> Passage to read:
Steve MacSween wrote:
> 
> Negative, way back in the day the best recycler around was Dave Quay at ASAP 
> in Atlanta.
> One of Dave's employees developed a turbo kit for the 240d, which did not 
> sell in large
> numbers but was enjoyed by most who bought it. Was not a high-pressure setup, 
> just added
> some extra OOMPH.
> 

Reeves Callaway did a kit for the 240D, I not completely certain if Recaro seats
were part of the deal or optional. Looks like this one has MBZ seats. 


    Source:  Motor Trend, May 1983 v35 p76(2).
                                                                              

Full Text COPYRIGHT Petersen Publishing Company 1983

Diesel With a Difference

Throw a leg over the bolster and slip into the Recaro's palm. Feel the soft
glove leather and fondle, please, the buttons for the contour bladders. Then
lock your hands on the 3-spoke wheel, using the leverage to snuggle your
buttocks to the seat. Pull the shoulder belt across your lap and hook it home.

> Short task A:
Please rewrite the records starting at the line containing "Detect and localize" and ending at the line containing "tab-profile-label: Perfil bbox=[72, 145, 124, 165]", replacing "Estadísticas" with "Resumen" and changing nothing else. Leave the pictures out of your answer.
The text above and the records below are separate material.

> Supplied data:

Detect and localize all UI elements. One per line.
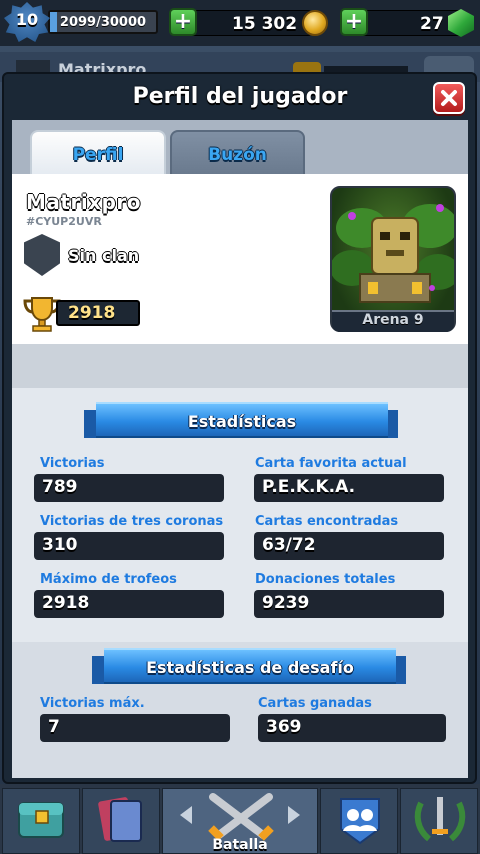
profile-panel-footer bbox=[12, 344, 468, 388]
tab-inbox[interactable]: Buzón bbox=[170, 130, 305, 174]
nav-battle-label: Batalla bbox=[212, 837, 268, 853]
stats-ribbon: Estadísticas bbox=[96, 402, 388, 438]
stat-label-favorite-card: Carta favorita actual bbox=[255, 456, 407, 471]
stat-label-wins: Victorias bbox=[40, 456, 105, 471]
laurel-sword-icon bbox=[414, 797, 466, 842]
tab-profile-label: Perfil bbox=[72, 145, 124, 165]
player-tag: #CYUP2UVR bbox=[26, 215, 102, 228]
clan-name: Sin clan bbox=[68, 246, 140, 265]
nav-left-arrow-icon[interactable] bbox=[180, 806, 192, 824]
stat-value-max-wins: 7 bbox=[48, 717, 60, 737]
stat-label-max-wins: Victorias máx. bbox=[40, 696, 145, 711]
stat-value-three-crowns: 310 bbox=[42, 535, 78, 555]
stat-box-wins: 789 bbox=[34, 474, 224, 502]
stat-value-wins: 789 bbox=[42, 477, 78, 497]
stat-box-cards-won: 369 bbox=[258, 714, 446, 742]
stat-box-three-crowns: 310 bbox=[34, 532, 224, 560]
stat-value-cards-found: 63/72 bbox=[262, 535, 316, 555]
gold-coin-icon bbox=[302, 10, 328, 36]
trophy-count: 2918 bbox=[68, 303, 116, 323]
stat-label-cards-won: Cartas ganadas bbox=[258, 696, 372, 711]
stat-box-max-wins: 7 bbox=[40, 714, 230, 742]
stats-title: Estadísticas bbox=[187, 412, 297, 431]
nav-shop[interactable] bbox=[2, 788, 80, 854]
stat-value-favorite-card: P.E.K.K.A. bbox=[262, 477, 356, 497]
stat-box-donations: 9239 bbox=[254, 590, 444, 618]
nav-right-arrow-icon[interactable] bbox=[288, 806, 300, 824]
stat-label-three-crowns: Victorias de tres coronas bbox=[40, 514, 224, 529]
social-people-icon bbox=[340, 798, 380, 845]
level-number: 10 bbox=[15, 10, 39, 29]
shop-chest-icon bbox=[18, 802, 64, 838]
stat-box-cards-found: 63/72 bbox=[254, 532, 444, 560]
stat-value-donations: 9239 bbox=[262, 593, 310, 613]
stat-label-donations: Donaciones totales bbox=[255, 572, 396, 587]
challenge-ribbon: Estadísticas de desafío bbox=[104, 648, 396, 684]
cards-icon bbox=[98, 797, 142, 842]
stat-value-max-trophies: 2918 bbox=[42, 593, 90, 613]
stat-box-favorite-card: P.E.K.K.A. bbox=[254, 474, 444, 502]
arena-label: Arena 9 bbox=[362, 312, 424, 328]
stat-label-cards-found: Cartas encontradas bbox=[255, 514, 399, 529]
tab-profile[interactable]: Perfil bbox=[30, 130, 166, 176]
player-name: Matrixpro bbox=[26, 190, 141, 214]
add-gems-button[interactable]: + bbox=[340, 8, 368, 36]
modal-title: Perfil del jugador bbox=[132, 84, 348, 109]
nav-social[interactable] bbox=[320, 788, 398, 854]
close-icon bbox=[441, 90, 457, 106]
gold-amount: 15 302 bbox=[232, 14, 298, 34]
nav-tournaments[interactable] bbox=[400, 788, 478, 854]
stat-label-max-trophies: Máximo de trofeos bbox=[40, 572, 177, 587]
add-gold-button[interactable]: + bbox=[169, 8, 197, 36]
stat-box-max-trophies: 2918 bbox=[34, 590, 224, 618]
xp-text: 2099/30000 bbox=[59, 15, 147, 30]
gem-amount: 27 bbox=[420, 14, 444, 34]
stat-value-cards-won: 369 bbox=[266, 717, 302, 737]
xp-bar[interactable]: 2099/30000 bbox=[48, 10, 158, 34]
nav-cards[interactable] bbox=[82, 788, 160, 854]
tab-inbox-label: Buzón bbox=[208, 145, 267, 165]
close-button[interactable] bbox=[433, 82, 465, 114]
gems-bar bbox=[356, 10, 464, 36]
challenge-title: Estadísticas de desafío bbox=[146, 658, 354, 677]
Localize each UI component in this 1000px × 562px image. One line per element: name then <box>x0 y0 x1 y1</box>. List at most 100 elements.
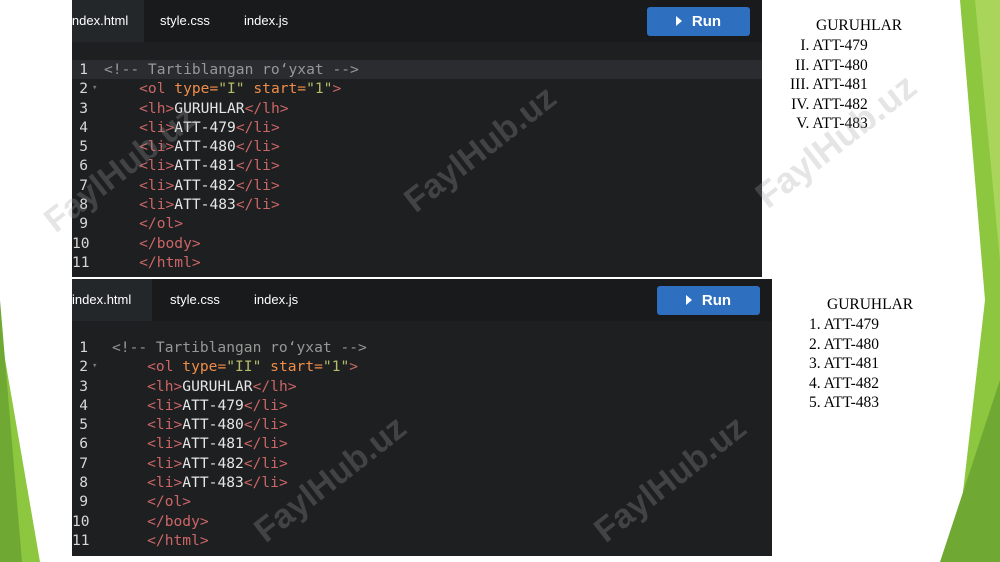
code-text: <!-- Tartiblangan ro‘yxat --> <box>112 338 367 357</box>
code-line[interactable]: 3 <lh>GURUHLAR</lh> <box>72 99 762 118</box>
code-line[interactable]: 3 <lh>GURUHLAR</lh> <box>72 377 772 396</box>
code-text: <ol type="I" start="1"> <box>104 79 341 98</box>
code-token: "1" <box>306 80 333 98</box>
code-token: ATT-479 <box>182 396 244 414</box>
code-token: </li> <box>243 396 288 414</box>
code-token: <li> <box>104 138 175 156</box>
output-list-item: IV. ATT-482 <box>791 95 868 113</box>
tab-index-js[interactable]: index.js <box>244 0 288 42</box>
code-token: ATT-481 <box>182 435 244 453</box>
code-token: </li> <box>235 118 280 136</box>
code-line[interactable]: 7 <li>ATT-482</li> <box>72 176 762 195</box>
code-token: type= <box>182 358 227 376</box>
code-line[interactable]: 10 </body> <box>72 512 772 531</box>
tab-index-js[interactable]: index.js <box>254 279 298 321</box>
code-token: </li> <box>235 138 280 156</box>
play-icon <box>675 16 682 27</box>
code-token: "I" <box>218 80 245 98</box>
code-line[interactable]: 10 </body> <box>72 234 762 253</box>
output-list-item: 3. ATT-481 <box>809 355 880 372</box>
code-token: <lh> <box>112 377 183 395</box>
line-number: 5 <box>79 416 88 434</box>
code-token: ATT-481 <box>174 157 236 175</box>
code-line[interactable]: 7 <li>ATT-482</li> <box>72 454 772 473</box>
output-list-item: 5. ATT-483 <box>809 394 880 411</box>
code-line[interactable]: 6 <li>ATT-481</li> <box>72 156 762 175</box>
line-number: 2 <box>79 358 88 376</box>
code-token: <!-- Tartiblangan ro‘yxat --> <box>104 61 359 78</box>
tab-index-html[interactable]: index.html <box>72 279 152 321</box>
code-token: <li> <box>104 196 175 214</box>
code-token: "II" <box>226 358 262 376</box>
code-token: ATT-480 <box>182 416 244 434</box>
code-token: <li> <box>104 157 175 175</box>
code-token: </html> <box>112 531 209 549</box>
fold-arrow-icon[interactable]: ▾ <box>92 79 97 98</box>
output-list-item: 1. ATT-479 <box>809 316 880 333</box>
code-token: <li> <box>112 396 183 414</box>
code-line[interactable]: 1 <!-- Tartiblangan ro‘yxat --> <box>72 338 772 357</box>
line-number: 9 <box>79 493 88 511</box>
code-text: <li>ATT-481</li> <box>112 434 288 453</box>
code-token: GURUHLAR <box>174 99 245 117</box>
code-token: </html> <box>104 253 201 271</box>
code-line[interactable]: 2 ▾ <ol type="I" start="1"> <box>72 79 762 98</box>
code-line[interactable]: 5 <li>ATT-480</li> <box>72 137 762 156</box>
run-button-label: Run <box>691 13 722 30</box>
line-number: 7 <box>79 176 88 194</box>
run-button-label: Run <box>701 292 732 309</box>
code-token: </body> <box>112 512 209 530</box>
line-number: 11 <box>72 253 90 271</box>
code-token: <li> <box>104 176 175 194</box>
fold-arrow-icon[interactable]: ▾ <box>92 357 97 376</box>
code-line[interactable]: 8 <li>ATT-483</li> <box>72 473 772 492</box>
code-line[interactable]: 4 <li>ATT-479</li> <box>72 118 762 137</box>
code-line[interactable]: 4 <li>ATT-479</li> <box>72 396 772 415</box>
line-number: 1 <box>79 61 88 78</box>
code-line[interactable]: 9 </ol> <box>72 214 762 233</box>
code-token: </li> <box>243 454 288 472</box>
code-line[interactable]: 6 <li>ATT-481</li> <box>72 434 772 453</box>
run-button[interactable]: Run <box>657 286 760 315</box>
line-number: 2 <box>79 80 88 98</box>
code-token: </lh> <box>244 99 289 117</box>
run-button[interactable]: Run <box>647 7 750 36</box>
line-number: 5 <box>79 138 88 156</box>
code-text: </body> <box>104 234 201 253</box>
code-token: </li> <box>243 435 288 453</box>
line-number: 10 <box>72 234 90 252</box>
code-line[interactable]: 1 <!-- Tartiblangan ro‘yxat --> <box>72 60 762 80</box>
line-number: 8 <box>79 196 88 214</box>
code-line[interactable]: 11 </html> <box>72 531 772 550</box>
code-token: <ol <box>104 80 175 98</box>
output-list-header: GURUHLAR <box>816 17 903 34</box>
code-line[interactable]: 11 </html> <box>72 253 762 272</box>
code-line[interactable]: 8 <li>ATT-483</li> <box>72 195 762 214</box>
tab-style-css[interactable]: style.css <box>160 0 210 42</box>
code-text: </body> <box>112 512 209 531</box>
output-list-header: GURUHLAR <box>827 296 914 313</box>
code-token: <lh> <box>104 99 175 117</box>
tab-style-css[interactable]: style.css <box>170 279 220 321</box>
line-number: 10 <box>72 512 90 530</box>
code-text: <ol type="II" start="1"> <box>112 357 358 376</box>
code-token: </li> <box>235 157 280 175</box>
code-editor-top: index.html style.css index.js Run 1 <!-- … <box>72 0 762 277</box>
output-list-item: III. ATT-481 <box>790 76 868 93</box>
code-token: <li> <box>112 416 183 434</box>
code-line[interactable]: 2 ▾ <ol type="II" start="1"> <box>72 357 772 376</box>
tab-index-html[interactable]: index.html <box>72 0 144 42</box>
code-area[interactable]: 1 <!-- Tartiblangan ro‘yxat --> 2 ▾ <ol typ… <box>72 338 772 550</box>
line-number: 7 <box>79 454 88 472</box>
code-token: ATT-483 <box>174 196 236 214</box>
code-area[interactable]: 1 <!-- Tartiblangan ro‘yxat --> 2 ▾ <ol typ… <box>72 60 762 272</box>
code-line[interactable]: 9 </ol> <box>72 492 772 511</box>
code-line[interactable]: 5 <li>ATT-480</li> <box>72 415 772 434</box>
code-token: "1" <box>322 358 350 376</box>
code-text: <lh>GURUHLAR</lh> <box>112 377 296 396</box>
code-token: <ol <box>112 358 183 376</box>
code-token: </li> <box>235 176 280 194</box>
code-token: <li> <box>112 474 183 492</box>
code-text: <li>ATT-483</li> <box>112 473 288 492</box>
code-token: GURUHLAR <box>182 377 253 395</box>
==
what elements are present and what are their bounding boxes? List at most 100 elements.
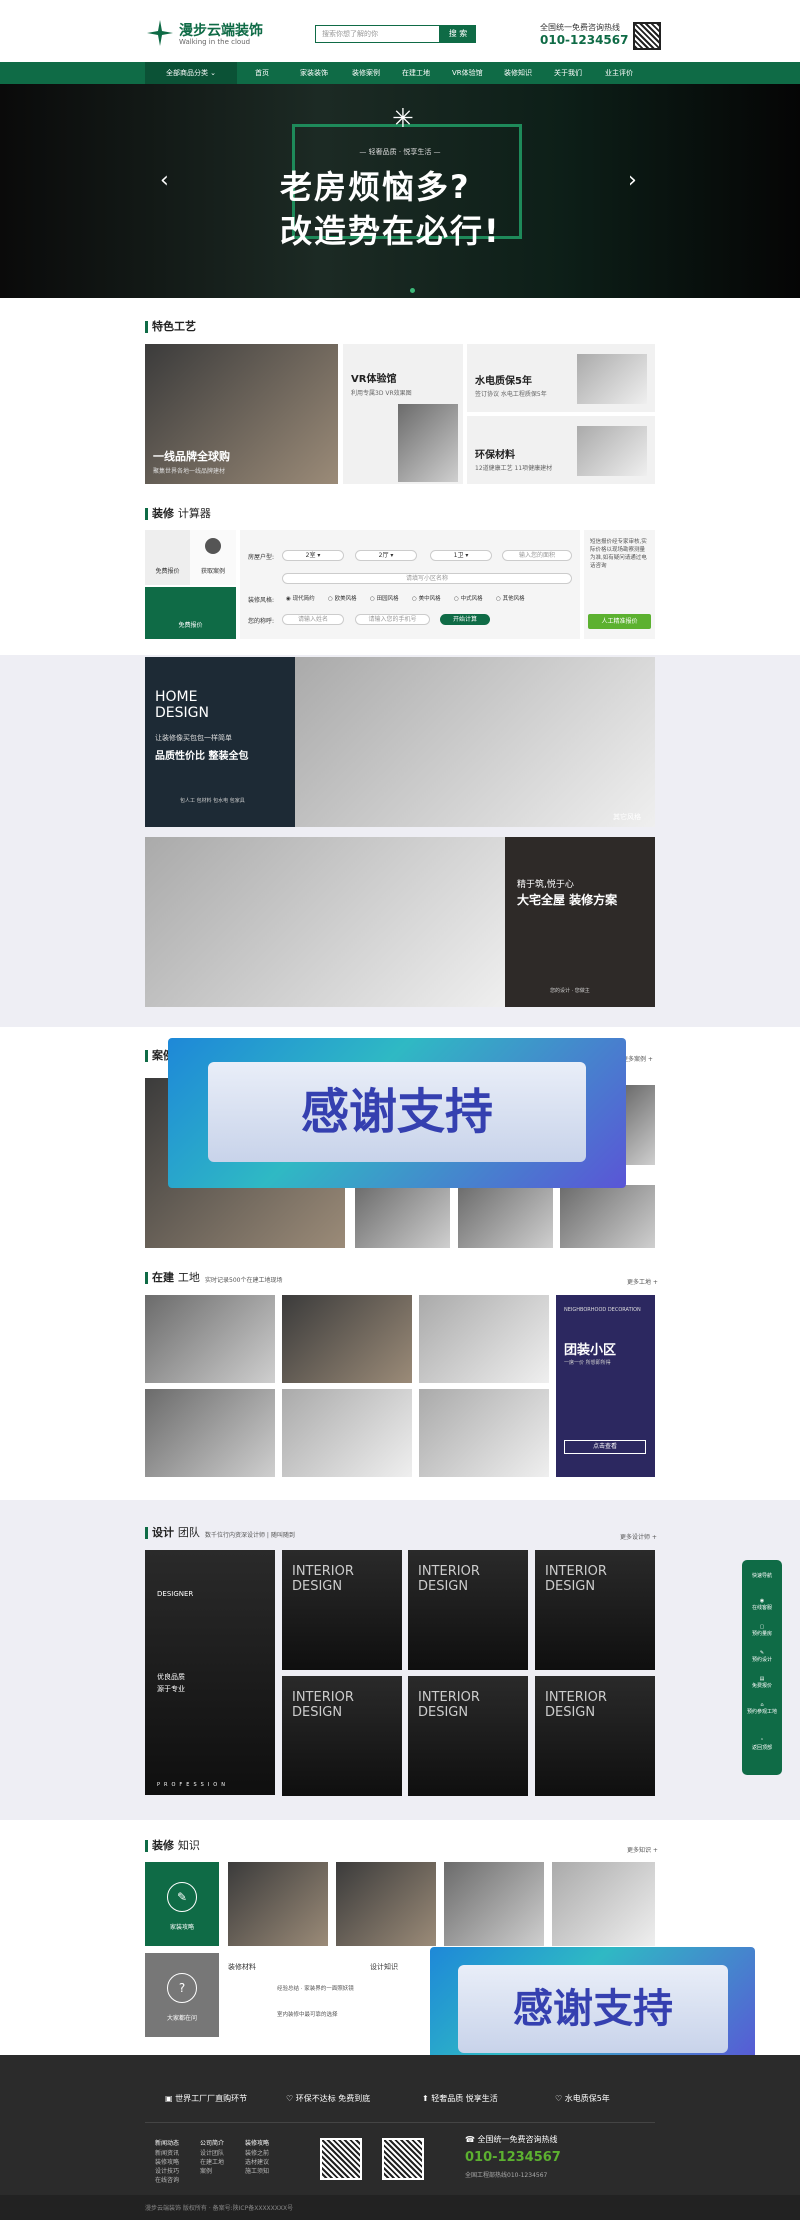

> Short task B:
Go on with the text about the 240D diesel from the point where it stops.

> Result A:
Detect and localize all UI elements. One per line.
profile-panel-footer bbox=[12, 344, 468, 388]
tab-inbox[interactable]: Buzón bbox=[170, 130, 305, 174]
nav-battle-label: Batalla bbox=[212, 837, 268, 853]
stats-ribbon: Resumen bbox=[96, 402, 388, 438]
stat-label-favorite-card: Carta favorita actual bbox=[255, 456, 407, 471]
stat-label-wins: Victorias bbox=[40, 456, 105, 471]
laurel-sword-icon bbox=[414, 797, 466, 842]
tab-profile-label: Perfil bbox=[72, 145, 124, 165]

> Result B:
Twist the ignition and watch the gauges snap to attention. The lights burn as
steadily as coals through the dash panel and the machine steals a few seconds
to ready itself for business. Time is measured by the pumping in your chest
and the wait seems much too long . . .

Okay, okay, stop twitching. You weren't waiting for an electric pump to stoke
the Webers, you were indulging another electronic function, the one that
supplies juice to the machine's uuuuuhhhmmm, aaahhhh, pre-heat system, the
kind of system that brings life to a--yes!--diesel!

(Fade to black. This little psychodrama was brought to you by Callaway Turbo
Sytems in Lyme, Connecticut.)

Standing in the silence of the marrow-cracking January cold was Reeves
Callaway's sleepy 240D Mercedes, the unwitting cohort in a project meant to
freshen his perspective somewhere between twin-turbo 928 brain-busters and the
midnight shriek of the 4-cam Cosworth on his overworked dynamometer. Callaway
was fully aware that the 240D has been the subject of hotair experimentation
by others, but the Mercedes was largely unknown to him. He found something
special. He found a wonderfully over-built automobile, a product created for
the outer limits of the autobahn. But he also found the 240 to be a first
cousin to Torpor, the pavement sloth, and sluggish automobiles have no place
in Callaway's calculations.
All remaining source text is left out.